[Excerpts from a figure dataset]
******

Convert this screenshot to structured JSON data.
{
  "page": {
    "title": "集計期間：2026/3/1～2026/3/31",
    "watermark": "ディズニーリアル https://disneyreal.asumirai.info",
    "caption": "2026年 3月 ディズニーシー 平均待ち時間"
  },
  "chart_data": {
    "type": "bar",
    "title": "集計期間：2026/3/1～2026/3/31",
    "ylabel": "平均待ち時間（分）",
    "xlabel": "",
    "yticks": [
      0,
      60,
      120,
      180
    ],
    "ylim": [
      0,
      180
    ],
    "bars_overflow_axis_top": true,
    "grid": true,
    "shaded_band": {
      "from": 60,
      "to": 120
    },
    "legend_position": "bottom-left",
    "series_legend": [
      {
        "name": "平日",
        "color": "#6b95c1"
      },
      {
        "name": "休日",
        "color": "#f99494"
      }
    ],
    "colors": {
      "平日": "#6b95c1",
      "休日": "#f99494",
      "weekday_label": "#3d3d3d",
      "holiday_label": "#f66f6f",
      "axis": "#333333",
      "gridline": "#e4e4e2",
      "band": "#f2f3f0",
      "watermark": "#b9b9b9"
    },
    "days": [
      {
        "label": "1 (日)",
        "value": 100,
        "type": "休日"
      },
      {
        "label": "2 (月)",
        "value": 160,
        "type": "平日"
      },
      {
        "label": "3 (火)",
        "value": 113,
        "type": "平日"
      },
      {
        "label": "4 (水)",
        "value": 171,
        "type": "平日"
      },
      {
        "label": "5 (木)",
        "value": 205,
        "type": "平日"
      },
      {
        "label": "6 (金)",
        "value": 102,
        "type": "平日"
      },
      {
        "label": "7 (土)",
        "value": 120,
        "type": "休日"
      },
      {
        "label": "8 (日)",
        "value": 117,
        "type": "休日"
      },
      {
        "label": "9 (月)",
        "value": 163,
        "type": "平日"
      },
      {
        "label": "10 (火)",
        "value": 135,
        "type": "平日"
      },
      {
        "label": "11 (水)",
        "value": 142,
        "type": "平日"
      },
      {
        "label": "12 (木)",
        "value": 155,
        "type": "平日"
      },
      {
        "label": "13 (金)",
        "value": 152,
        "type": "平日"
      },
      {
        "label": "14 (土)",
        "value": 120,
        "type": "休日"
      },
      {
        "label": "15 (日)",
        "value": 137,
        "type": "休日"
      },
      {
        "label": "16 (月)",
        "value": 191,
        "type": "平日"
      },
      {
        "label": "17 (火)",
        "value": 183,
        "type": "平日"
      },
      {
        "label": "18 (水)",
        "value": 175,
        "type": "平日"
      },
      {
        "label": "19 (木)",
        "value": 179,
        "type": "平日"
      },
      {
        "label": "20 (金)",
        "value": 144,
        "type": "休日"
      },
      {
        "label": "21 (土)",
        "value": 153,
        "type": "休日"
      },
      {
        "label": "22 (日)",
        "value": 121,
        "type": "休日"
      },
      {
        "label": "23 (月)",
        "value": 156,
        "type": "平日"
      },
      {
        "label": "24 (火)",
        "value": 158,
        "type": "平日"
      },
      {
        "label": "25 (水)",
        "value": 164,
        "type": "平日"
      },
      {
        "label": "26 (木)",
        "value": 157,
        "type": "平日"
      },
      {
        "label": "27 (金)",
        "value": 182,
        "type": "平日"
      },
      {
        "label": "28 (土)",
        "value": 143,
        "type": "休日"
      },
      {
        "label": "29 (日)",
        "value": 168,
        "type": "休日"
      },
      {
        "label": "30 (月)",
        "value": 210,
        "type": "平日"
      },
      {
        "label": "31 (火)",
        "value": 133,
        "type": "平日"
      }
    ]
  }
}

******

- **Task description**:
Return each line of the data that contains the string "watermark".

- **Complete response**:
    "watermark": "ディズニーリアル https://disneyreal.asumirai.info",
      "watermark": "#b9b9b9"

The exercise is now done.